[Extracts from a graphics dataset]
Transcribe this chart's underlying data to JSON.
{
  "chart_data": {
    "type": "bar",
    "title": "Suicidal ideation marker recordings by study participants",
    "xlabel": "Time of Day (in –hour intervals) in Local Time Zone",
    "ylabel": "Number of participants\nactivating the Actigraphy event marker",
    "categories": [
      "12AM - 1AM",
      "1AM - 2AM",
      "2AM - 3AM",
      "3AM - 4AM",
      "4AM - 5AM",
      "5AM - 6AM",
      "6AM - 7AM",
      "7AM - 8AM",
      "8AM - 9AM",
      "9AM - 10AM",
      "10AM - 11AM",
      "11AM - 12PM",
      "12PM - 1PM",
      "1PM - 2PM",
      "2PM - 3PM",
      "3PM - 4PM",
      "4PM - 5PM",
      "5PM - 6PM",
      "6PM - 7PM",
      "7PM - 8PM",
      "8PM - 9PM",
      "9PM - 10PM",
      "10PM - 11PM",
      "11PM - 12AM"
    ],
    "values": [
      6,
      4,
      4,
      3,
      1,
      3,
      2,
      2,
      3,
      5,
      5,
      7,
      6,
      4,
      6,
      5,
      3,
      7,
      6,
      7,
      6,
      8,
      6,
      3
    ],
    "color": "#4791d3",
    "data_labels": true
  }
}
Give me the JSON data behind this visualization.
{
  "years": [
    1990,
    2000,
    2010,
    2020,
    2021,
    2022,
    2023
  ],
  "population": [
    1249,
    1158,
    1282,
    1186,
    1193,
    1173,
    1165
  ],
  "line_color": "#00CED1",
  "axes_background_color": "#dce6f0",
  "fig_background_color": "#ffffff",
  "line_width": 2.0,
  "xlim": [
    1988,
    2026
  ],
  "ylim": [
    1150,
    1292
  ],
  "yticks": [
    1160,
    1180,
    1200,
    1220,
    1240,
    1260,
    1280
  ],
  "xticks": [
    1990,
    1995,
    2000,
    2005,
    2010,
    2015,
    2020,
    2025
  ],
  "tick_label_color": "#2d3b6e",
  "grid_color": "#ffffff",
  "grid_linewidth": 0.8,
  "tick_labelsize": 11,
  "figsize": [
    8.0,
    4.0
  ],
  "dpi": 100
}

#### PROMPT
Every entry should be printed again exactly as written.

#### THE ANSWER
Transcribe this chart's underlying data to JSON.
{
  "chart_data": {
    "type": "bar",
    "title": "Suicidal ideation marker recordings by study participants",
    "xlabel": "Time of Day (in –hour intervals) in Local Time Zone",
    "ylabel": "Number of participants\nactivating the Actigraphy event marker",
    "categories": [
      "12AM - 1AM",
      "1AM - 2AM",
      "2AM - 3AM",
      "3AM - 4AM",
      "4AM - 5AM",
      "5AM - 6AM",
      "6AM - 7AM",
      "7AM - 8AM",
      "8AM - 9AM",
      "9AM - 10AM",
      "10AM - 11AM",
      "11AM - 12PM",
      "12PM - 1PM",
      "1PM - 2PM",
      "2PM - 3PM",
      "3PM - 4PM",
      "4PM - 5PM",
      "5PM - 6PM",
      "6PM - 7PM",
      "7PM - 8PM",
      "8PM - 9PM",
      "9PM - 10PM",
      "10PM - 11PM",
      "11PM - 12AM"
    ],
    "values": [
      6,
      4,
      4,
      3,
      1,
      3,
      2,
      2,
      3,
      5,
      5,
      7,
      6,
      4,
      6,
      5,
      3,
      7,
      6,
      7,
      6,
      8,
      6,
      3
    ],
    "color": "#4791d3",
    "data_labels": true
  }
}
Give me the JSON data behind this visualization.
{
  "years": [
    1990,
    2000,
    2010,
    2020,
    2021,
    2022,
    2023
  ],
  "population": [
    1249,
    1158,
    1282,
    1186,
    1193,
    1173,
    1165
  ],
  "line_color": "#00CED1",
  "axes_background_color": "#dce6f0",
  "fig_background_color": "#ffffff",
  "line_width": 2.0,
  "xlim": [
    1988,
    2026
  ],
  "ylim": [
    1150,
    1292
  ],
  "yticks": [
    1160,
    1180,
    1200,
    1220,
    1240,
    1260,
    1280
  ],
  "xticks": [
    1990,
    1995,
    2000,
    2005,
    2010,
    2015,
    2020,
    2025
  ],
  "tick_label_color": "#2d3b6e",
  "grid_color": "#ffffff",
  "grid_linewidth": 0.8,
  "tick_labelsize": 11,
  "figsize": [
    8.0,
    4.0
  ],
  "dpi": 100
}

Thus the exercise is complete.